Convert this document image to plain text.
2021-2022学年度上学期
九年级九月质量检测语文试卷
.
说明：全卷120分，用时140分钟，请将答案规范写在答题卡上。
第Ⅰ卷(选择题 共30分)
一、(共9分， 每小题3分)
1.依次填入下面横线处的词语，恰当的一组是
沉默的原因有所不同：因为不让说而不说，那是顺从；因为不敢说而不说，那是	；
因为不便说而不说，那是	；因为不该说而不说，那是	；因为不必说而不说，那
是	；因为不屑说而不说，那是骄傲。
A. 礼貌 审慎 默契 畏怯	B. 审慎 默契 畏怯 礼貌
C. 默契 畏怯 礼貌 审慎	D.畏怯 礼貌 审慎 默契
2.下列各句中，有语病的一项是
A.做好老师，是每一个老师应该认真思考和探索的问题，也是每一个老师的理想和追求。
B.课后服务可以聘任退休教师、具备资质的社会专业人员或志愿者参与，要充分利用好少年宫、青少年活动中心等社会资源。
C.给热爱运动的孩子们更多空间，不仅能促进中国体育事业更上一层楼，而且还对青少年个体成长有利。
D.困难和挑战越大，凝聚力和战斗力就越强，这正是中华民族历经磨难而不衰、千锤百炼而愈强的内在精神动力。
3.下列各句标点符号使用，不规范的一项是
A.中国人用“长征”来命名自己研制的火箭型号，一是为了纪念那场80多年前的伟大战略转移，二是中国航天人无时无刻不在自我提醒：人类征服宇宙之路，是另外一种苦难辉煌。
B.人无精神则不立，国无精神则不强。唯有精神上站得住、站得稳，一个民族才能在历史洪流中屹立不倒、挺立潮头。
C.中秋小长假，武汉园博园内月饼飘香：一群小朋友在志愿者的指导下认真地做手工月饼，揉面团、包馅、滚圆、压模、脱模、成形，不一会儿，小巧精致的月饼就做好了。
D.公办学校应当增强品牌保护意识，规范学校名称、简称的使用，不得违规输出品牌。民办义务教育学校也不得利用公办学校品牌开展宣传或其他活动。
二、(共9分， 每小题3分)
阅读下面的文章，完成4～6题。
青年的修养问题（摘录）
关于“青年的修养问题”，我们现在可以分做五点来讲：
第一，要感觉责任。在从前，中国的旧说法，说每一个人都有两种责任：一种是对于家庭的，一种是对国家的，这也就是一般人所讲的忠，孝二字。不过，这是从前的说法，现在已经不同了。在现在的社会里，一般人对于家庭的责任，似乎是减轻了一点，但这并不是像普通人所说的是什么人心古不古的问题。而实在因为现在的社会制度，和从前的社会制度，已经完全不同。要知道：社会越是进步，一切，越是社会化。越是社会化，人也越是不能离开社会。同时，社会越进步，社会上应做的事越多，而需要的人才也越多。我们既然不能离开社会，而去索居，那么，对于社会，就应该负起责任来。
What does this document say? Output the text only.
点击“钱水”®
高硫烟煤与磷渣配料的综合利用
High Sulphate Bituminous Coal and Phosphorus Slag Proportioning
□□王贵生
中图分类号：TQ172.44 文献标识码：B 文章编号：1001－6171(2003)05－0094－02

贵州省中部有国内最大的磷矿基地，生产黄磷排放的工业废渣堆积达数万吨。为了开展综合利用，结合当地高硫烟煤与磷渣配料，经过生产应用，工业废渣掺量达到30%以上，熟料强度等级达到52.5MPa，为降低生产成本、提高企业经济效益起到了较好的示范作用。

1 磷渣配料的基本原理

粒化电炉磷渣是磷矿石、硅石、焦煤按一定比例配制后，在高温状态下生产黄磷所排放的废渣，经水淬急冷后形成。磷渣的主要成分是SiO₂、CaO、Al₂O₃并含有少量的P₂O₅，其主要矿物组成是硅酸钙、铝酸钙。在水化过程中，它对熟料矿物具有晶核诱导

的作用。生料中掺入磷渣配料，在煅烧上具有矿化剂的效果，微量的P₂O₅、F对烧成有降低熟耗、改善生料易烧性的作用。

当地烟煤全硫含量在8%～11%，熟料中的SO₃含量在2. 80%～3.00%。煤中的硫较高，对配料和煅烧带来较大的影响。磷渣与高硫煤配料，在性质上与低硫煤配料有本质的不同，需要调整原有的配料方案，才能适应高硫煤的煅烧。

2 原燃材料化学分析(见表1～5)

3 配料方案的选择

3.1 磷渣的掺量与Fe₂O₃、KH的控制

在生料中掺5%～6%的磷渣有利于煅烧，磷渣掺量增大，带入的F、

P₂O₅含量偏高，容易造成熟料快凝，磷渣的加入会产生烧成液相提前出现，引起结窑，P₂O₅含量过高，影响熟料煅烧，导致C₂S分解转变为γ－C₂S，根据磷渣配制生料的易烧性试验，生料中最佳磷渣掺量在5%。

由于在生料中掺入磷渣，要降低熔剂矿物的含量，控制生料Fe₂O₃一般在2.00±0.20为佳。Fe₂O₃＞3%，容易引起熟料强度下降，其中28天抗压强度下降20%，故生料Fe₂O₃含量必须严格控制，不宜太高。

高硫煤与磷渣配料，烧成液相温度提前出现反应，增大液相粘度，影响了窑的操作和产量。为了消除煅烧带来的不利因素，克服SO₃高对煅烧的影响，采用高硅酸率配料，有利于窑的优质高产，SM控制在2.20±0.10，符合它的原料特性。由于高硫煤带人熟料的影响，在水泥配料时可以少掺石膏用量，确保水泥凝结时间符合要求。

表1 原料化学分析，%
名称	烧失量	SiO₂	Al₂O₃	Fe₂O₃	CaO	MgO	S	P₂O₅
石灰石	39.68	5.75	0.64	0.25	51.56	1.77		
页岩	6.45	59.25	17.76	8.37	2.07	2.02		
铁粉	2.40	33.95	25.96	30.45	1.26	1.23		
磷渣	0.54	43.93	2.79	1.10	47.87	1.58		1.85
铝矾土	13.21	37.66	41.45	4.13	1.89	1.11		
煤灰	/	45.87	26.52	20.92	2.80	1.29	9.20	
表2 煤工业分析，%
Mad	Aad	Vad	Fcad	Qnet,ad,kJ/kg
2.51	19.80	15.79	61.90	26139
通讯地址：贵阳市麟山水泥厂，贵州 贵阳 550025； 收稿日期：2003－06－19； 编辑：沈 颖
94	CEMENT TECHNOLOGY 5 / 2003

[To do] Each entry is to be returned in full, character for character.

[Exercise result]
Convert this document image to plain text.
2021-2022学年度上学期
九年级九月质量检测语文试卷
.
说明：全卷120分，用时140分钟，请将答案规范写在答题卡上。
第Ⅰ卷(选择题 共30分)
一、(共9分， 每小题3分)
1.依次填入下面横线处的词语，恰当的一组是
沉默的原因有所不同：因为不让说而不说，那是顺从；因为不敢说而不说，那是	；
因为不便说而不说，那是	；因为不该说而不说，那是	；因为不必说而不说，那
是	；因为不屑说而不说，那是骄傲。
A. 礼貌 审慎 默契 畏怯	B. 审慎 默契 畏怯 礼貌
C. 默契 畏怯 礼貌 审慎	D.畏怯 礼貌 审慎 默契
2.下列各句中，有语病的一项是
A.做好老师，是每一个老师应该认真思考和探索的问题，也是每一个老师的理想和追求。
B.课后服务可以聘任退休教师、具备资质的社会专业人员或志愿者参与，要充分利用好少年宫、青少年活动中心等社会资源。
C.给热爱运动的孩子们更多空间，不仅能促进中国体育事业更上一层楼，而且还对青少年个体成长有利。
D.困难和挑战越大，凝聚力和战斗力就越强，这正是中华民族历经磨难而不衰、千锤百炼而愈强的内在精神动力。
3.下列各句标点符号使用，不规范的一项是
A.中国人用“长征”来命名自己研制的火箭型号，一是为了纪念那场80多年前的伟大战略转移，二是中国航天人无时无刻不在自我提醒：人类征服宇宙之路，是另外一种苦难辉煌。
B.人无精神则不立，国无精神则不强。唯有精神上站得住、站得稳，一个民族才能在历史洪流中屹立不倒、挺立潮头。
C.中秋小长假，武汉园博园内月饼飘香：一群小朋友在志愿者的指导下认真地做手工月饼，揉面团、包馅、滚圆、压模、脱模、成形，不一会儿，小巧精致的月饼就做好了。
D.公办学校应当增强品牌保护意识，规范学校名称、简称的使用，不得违规输出品牌。民办义务教育学校也不得利用公办学校品牌开展宣传或其他活动。
二、(共9分， 每小题3分)
阅读下面的文章，完成4～6题。
青年的修养问题（摘录）
关于“青年的修养问题”，我们现在可以分做五点来讲：
第一，要感觉责任。在从前，中国的旧说法，说每一个人都有两种责任：一种是对于家庭的，一种是对国家的，这也就是一般人所讲的忠，孝二字。不过，这是从前的说法，现在已经不同了。在现在的社会里，一般人对于家庭的责任，似乎是减轻了一点，但这并不是像普通人所说的是什么人心古不古的问题。而实在因为现在的社会制度，和从前的社会制度，已经完全不同。要知道：社会越是进步，一切，越是社会化。越是社会化，人也越是不能离开社会。同时，社会越进步，社会上应做的事越多，而需要的人才也越多。我们既然不能离开社会，而去索居，那么，对于社会，就应该负起责任来。
What does this document say? Output the text only.
点击“钱水”®
高硫烟煤与磷渣配料的综合利用
High Sulphate Bituminous Coal and Phosphorus Slag Proportioning
□□王贵生
中图分类号：TQ172.44 文献标识码：B 文章编号：1001－6171(2003)05－0094－02

贵州省中部有国内最大的磷矿基地，生产黄磷排放的工业废渣堆积达数万吨。为了开展综合利用，结合当地高硫烟煤与磷渣配料，经过生产应用，工业废渣掺量达到30%以上，熟料强度等级达到52.5MPa，为降低生产成本、提高企业经济效益起到了较好的示范作用。

1 磷渣配料的基本原理

粒化电炉磷渣是磷矿石、硅石、焦煤按一定比例配制后，在高温状态下生产黄磷所排放的废渣，经水淬急冷后形成。磷渣的主要成分是SiO₂、CaO、Al₂O₃并含有少量的P₂O₅，其主要矿物组成是硅酸钙、铝酸钙。在水化过程中，它对熟料矿物具有晶核诱导

的作用。生料中掺入磷渣配料，在煅烧上具有矿化剂的效果，微量的P₂O₅、F对烧成有降低熟耗、改善生料易烧性的作用。

当地烟煤全硫含量在8%～11%，熟料中的SO₃含量在2. 80%～3.00%。煤中的硫较高，对配料和煅烧带来较大的影响。磷渣与高硫煤配料，在性质上与低硫煤配料有本质的不同，需要调整原有的配料方案，才能适应高硫煤的煅烧。

2 原燃材料化学分析(见表1～5)

3 配料方案的选择

3.1 磷渣的掺量与Fe₂O₃、KH的控制

在生料中掺5%～6%的磷渣有利于煅烧，磷渣掺量增大，带入的F、

P₂O₅含量偏高，容易造成熟料快凝，磷渣的加入会产生烧成液相提前出现，引起结窑，P₂O₅含量过高，影响熟料煅烧，导致C₂S分解转变为γ－C₂S，根据磷渣配制生料的易烧性试验，生料中最佳磷渣掺量在5%。

由于在生料中掺入磷渣，要降低熔剂矿物的含量，控制生料Fe₂O₃一般在2.00±0.20为佳。Fe₂O₃＞3%，容易引起熟料强度下降，其中28天抗压强度下降20%，故生料Fe₂O₃含量必须严格控制，不宜太高。

高硫煤与磷渣配料，烧成液相温度提前出现反应，增大液相粘度，影响了窑的操作和产量。为了消除煅烧带来的不利因素，克服SO₃高对煅烧的影响，采用高硅酸率配料，有利于窑的优质高产，SM控制在2.20±0.10，符合它的原料特性。由于高硫煤带人熟料的影响，在水泥配料时可以少掺石膏用量，确保水泥凝结时间符合要求。

表1 原料化学分析，%
名称	烧失量	SiO₂	Al₂O₃	Fe₂O₃	CaO	MgO	S	P₂O₅
石灰石	39.68	5.75	0.64	0.25	51.56	1.77		
页岩	6.45	59.25	17.76	8.37	2.07	2.02		
铁粉	2.40	33.95	25.96	30.45	1.26	1.23		
磷渣	0.54	43.93	2.79	1.10	47.87	1.58		1.85
铝矾土	13.21	37.66	41.45	4.13	1.89	1.11		
煤灰	/	45.87	26.52	20.92	2.80	1.29	9.20	
表2 煤工业分析，%
Mad	Aad	Vad	Fcad	Qnet,ad,kJ/kg
2.51	19.80	15.79	61.90	26139
通讯地址：贵阳市麟山水泥厂，贵州 贵阳 550025； 收稿日期：2003－06－19； 编辑：沈 颖
94	CEMENT TECHNOLOGY 5 / 2003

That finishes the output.